# [SHORT TASK]
Rewrite the layout records below, replacing every instance of "adgangskode" with "kodeord" and leaving everything else unchanged.

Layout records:
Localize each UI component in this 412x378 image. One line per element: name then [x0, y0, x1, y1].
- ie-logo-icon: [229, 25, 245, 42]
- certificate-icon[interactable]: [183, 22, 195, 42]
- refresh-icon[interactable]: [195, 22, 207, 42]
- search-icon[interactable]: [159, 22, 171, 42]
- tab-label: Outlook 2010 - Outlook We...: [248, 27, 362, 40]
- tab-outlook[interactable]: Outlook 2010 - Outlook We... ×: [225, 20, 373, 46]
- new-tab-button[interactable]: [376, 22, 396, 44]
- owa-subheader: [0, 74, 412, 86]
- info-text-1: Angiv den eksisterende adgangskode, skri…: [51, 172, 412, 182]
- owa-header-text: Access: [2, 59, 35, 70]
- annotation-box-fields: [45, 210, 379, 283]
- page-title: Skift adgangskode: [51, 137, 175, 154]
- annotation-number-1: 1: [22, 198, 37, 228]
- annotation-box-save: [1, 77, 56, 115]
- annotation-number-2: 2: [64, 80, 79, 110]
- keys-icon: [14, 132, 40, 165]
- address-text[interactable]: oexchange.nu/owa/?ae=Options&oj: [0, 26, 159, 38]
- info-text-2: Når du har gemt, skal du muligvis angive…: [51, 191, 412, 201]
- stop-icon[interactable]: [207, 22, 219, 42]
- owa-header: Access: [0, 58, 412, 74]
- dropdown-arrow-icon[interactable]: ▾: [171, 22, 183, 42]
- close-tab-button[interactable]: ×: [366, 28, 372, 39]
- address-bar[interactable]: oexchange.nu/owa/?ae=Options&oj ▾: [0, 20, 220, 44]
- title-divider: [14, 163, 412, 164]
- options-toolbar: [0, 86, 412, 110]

# [WRITTEN ANSWER]
Localize each UI component in this 412x378 image. One line per element: name then [x0, y0, x1, y1].
- ie-logo-icon: [229, 25, 245, 42]
- certificate-icon[interactable]: [183, 22, 195, 42]
- refresh-icon[interactable]: [195, 22, 207, 42]
- search-icon[interactable]: [159, 22, 171, 42]
- tab-label: Outlook 2010 - Outlook We...: [248, 27, 362, 40]
- tab-outlook[interactable]: Outlook 2010 - Outlook We... ×: [225, 20, 373, 46]
- new-tab-button[interactable]: [376, 22, 396, 44]
- owa-subheader: [0, 74, 412, 86]
- info-text-1: Angiv den eksisterende kodeord, skri…: [51, 172, 412, 182]
- owa-header-text: Access: [2, 59, 35, 70]
- annotation-box-fields: [45, 210, 379, 283]
- page-title: Skift kodeord: [51, 137, 175, 154]
- annotation-number-1: 1: [22, 198, 37, 228]
- annotation-box-save: [1, 77, 56, 115]
- annotation-number-2: 2: [64, 80, 79, 110]
- keys-icon: [14, 132, 40, 165]
- address-text[interactable]: oexchange.nu/owa/?ae=Options&oj: [0, 26, 159, 38]
- info-text-2: Når du har gemt, skal du muligvis angive…: [51, 191, 412, 201]
- stop-icon[interactable]: [207, 22, 219, 42]
- owa-header: Access: [0, 58, 412, 74]
- dropdown-arrow-icon[interactable]: ▾: [171, 22, 183, 42]
- close-tab-button[interactable]: ×: [366, 28, 372, 39]
- address-bar[interactable]: oexchange.nu/owa/?ae=Options&oj ▾: [0, 20, 220, 44]
- title-divider: [14, 163, 412, 164]
- options-toolbar: [0, 86, 412, 110]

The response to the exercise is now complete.